==== MATERIAL PROVIDED
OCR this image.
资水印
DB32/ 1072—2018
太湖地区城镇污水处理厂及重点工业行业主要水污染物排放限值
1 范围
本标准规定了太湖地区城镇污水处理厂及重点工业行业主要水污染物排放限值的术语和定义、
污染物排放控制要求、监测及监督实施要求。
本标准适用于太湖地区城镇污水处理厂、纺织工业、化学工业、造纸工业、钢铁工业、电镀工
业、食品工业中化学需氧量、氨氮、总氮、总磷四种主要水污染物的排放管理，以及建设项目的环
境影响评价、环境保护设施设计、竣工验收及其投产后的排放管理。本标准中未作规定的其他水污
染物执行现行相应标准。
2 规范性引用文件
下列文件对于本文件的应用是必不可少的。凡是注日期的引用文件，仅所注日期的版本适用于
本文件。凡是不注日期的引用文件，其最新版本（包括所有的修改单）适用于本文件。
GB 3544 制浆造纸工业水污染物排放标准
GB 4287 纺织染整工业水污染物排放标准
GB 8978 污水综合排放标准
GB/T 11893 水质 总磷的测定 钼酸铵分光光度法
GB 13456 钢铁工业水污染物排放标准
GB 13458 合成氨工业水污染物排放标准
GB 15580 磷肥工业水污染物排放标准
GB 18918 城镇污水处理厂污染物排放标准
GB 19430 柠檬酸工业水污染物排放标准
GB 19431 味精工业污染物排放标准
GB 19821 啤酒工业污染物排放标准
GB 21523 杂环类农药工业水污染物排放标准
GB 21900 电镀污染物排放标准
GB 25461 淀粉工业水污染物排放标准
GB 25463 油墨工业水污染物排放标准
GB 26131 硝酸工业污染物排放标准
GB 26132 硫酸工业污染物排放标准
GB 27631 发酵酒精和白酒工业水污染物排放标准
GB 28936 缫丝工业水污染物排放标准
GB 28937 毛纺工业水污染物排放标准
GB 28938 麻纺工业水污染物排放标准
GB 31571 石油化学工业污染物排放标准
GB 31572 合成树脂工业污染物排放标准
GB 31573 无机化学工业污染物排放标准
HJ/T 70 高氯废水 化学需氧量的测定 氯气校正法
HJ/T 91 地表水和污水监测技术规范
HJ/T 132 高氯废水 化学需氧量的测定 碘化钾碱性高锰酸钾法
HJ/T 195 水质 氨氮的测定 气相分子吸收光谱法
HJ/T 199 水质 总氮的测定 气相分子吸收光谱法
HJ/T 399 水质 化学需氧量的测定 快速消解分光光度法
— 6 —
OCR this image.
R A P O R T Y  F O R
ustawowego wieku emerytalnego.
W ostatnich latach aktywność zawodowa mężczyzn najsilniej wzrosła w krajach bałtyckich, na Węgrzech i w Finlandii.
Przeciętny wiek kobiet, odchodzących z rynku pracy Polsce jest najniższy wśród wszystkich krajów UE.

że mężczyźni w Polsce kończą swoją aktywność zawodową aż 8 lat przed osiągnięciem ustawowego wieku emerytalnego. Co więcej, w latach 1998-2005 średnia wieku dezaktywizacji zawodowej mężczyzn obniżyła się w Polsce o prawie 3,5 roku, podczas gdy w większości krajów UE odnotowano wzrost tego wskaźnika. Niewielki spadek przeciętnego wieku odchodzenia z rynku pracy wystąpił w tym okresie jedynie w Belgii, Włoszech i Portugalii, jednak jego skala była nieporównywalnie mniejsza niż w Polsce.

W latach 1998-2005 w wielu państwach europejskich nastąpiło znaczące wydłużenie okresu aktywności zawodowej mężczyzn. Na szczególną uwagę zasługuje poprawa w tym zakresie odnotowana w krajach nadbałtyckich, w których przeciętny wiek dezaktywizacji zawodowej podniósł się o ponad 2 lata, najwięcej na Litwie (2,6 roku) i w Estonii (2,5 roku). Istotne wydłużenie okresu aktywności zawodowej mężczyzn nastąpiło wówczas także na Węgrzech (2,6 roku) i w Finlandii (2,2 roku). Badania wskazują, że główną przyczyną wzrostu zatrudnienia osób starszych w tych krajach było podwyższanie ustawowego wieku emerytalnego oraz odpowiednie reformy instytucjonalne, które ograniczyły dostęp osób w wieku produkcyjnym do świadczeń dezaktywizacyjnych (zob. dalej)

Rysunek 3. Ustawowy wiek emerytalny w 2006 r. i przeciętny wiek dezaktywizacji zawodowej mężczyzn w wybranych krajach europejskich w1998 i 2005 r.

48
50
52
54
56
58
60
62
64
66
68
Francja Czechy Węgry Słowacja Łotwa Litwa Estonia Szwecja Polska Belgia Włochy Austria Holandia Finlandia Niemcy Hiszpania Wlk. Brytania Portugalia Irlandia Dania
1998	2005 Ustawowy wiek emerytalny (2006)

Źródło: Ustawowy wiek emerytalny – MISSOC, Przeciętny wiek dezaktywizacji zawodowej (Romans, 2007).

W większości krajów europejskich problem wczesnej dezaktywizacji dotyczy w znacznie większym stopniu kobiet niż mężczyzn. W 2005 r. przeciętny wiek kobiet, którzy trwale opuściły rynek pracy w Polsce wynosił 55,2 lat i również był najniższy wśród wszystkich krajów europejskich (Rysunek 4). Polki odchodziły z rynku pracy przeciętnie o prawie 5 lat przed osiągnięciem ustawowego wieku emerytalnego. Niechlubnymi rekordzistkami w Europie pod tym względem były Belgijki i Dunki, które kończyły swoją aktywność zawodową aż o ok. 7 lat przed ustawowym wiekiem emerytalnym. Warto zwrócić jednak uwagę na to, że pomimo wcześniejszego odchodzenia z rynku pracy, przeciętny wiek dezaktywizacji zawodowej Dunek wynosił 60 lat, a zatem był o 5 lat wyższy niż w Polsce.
========
Search the records for the word "zawodową". Copy every line that has it.

że mężczyźni w Polsce kończą swoją aktywność zawodową aż 8 lat przed osiągnięciem ustawowego wieku emerytalnego. Co więcej, w latach 1998-2005 średnia wieku dezaktywizacji zawodowej mężczyzn obniżyła się w Polsce o prawie 3,5 roku, podczas gdy w większości krajów UE odnotowano wzrost tego wskaźnika. Niewielki spadek przeciętnego wieku odchodzenia z rynku pracy wystąpił w tym okresie jedynie w Belgii, Włoszech i Portugalii, jednak jego skala była nieporównywalnie mniejsza niż w Polsce.
W większości krajów europejskich problem wczesnej dezaktywizacji dotyczy w znacznie większym stopniu kobiet niż mężczyzn. W 2005 r. przeciętny wiek kobiet, którzy trwale opuściły rynek pracy w Polsce wynosił 55,2 lat i również był najniższy wśród wszystkich krajów europejskich (Rysunek 4). Polki odchodziły z rynku pracy przeciętnie o prawie 5 lat przed osiągnięciem ustawowego wieku emerytalnego. Niechlubnymi rekordzistkami w Europie pod tym względem były Belgijki i Dunki, które kończyły swoją aktywność zawodową aż o ok. 7 lat przed ustawowym wiekiem emerytalnym. Warto zwrócić jednak uwagę na to, że pomimo wcześniejszego odchodzenia z rynku pracy, przeciętny wiek dezaktywizacji zawodowej Dunek wynosił 60 lat, a zatem był o 5 lat wyższy niż w Polsce.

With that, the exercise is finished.